%%

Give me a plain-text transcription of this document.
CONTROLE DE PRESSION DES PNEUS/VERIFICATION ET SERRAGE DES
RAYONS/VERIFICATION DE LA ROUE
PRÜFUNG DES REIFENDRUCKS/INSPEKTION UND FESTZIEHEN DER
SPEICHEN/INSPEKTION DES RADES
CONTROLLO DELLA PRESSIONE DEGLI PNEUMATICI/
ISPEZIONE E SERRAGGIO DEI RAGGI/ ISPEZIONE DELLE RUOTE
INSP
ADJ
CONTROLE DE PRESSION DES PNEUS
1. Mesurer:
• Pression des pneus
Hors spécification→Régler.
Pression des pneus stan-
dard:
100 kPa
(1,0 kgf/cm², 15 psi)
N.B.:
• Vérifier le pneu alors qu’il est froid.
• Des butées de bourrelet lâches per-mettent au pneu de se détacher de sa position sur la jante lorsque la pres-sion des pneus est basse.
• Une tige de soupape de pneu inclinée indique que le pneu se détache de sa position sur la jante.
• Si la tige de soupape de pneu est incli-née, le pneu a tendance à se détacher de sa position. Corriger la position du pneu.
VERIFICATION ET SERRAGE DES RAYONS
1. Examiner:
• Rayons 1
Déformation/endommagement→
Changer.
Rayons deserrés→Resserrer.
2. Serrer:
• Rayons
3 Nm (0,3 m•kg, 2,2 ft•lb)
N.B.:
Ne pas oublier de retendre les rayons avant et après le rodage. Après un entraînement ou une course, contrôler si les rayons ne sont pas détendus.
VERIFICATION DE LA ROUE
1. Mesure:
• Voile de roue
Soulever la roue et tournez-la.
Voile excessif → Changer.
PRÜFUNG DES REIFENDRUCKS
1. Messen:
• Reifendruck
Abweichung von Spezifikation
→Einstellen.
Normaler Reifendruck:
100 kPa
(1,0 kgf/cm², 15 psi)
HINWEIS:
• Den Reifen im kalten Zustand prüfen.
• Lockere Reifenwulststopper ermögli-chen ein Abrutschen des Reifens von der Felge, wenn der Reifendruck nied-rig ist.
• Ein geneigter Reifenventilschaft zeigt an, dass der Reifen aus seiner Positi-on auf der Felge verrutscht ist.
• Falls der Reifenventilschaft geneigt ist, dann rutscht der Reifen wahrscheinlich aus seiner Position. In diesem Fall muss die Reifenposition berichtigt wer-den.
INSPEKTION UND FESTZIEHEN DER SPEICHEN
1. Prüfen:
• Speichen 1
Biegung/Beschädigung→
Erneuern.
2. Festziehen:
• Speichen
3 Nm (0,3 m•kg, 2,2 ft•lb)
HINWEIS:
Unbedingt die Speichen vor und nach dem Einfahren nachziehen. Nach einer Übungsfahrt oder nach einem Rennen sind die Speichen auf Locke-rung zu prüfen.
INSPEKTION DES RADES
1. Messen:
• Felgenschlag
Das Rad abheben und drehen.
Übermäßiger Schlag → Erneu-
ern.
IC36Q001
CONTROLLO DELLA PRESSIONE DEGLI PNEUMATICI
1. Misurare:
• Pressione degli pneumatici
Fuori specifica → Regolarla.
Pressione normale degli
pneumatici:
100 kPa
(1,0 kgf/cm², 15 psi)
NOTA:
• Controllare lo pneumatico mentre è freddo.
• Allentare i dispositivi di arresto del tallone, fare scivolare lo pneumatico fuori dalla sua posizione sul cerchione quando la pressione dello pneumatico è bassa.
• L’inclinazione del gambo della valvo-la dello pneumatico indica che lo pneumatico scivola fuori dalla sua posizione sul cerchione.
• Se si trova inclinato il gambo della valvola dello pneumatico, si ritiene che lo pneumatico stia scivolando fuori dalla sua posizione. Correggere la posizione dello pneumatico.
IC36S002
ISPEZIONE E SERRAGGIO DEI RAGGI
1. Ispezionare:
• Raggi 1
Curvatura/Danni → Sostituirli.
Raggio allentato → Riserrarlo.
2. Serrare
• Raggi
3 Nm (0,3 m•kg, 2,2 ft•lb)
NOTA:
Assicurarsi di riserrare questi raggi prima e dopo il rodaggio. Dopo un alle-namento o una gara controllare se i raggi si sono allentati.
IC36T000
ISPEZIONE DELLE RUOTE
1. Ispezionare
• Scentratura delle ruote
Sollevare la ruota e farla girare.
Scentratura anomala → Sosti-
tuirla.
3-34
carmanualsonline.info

%%

Problem
Write out all the records above again, exactly as they stand.

Written reply
Give me a plain-text transcription of this document.
CONTROLE DE PRESSION DES PNEUS/VERIFICATION ET SERRAGE DES
RAYONS/VERIFICATION DE LA ROUE
PRÜFUNG DES REIFENDRUCKS/INSPEKTION UND FESTZIEHEN DER
SPEICHEN/INSPEKTION DES RADES
CONTROLLO DELLA PRESSIONE DEGLI PNEUMATICI/
ISPEZIONE E SERRAGGIO DEI RAGGI/ ISPEZIONE DELLE RUOTE
INSP
ADJ
CONTROLE DE PRESSION DES PNEUS
1. Mesurer:
• Pression des pneus
Hors spécification→Régler.
Pression des pneus stan-
dard:
100 kPa
(1,0 kgf/cm², 15 psi)
N.B.:
• Vérifier le pneu alors qu’il est froid.
• Des butées de bourrelet lâches per-mettent au pneu de se détacher de sa position sur la jante lorsque la pres-sion des pneus est basse.
• Une tige de soupape de pneu inclinée indique que le pneu se détache de sa position sur la jante.
• Si la tige de soupape de pneu est incli-née, le pneu a tendance à se détacher de sa position. Corriger la position du pneu.
VERIFICATION ET SERRAGE DES RAYONS
1. Examiner:
• Rayons 1
Déformation/endommagement→
Changer.
Rayons deserrés→Resserrer.
2. Serrer:
• Rayons
3 Nm (0,3 m•kg, 2,2 ft•lb)
N.B.:
Ne pas oublier de retendre les rayons avant et après le rodage. Après un entraînement ou une course, contrôler si les rayons ne sont pas détendus.
VERIFICATION DE LA ROUE
1. Mesure:
• Voile de roue
Soulever la roue et tournez-la.
Voile excessif → Changer.
PRÜFUNG DES REIFENDRUCKS
1. Messen:
• Reifendruck
Abweichung von Spezifikation
→Einstellen.
Normaler Reifendruck:
100 kPa
(1,0 kgf/cm², 15 psi)
HINWEIS:
• Den Reifen im kalten Zustand prüfen.
• Lockere Reifenwulststopper ermögli-chen ein Abrutschen des Reifens von der Felge, wenn der Reifendruck nied-rig ist.
• Ein geneigter Reifenventilschaft zeigt an, dass der Reifen aus seiner Positi-on auf der Felge verrutscht ist.
• Falls der Reifenventilschaft geneigt ist, dann rutscht der Reifen wahrscheinlich aus seiner Position. In diesem Fall muss die Reifenposition berichtigt wer-den.
INSPEKTION UND FESTZIEHEN DER SPEICHEN
1. Prüfen:
• Speichen 1
Biegung/Beschädigung→
Erneuern.
2. Festziehen:
• Speichen
3 Nm (0,3 m•kg, 2,2 ft•lb)
HINWEIS:
Unbedingt die Speichen vor und nach dem Einfahren nachziehen. Nach einer Übungsfahrt oder nach einem Rennen sind die Speichen auf Locke-rung zu prüfen.
INSPEKTION DES RADES
1. Messen:
• Felgenschlag
Das Rad abheben und drehen.
Übermäßiger Schlag → Erneu-
ern.
IC36Q001
CONTROLLO DELLA PRESSIONE DEGLI PNEUMATICI
1. Misurare:
• Pressione degli pneumatici
Fuori specifica → Regolarla.
Pressione normale degli
pneumatici:
100 kPa
(1,0 kgf/cm², 15 psi)
NOTA:
• Controllare lo pneumatico mentre è freddo.
• Allentare i dispositivi di arresto del tallone, fare scivolare lo pneumatico fuori dalla sua posizione sul cerchione quando la pressione dello pneumatico è bassa.
• L’inclinazione del gambo della valvo-la dello pneumatico indica che lo pneumatico scivola fuori dalla sua posizione sul cerchione.
• Se si trova inclinato il gambo della valvola dello pneumatico, si ritiene che lo pneumatico stia scivolando fuori dalla sua posizione. Correggere la posizione dello pneumatico.
IC36S002
ISPEZIONE E SERRAGGIO DEI RAGGI
1. Ispezionare:
• Raggi 1
Curvatura/Danni → Sostituirli.
Raggio allentato → Riserrarlo.
2. Serrare
• Raggi
3 Nm (0,3 m•kg, 2,2 ft•lb)
NOTA:
Assicurarsi di riserrare questi raggi prima e dopo il rodaggio. Dopo un alle-namento o una gara controllare se i raggi si sono allentati.
IC36T000
ISPEZIONE DELLE RUOTE
1. Ispezionare
• Scentratura delle ruote
Sollevare la ruota e farla girare.
Scentratura anomala → Sosti-
tuirla.
3-34
carmanualsonline.info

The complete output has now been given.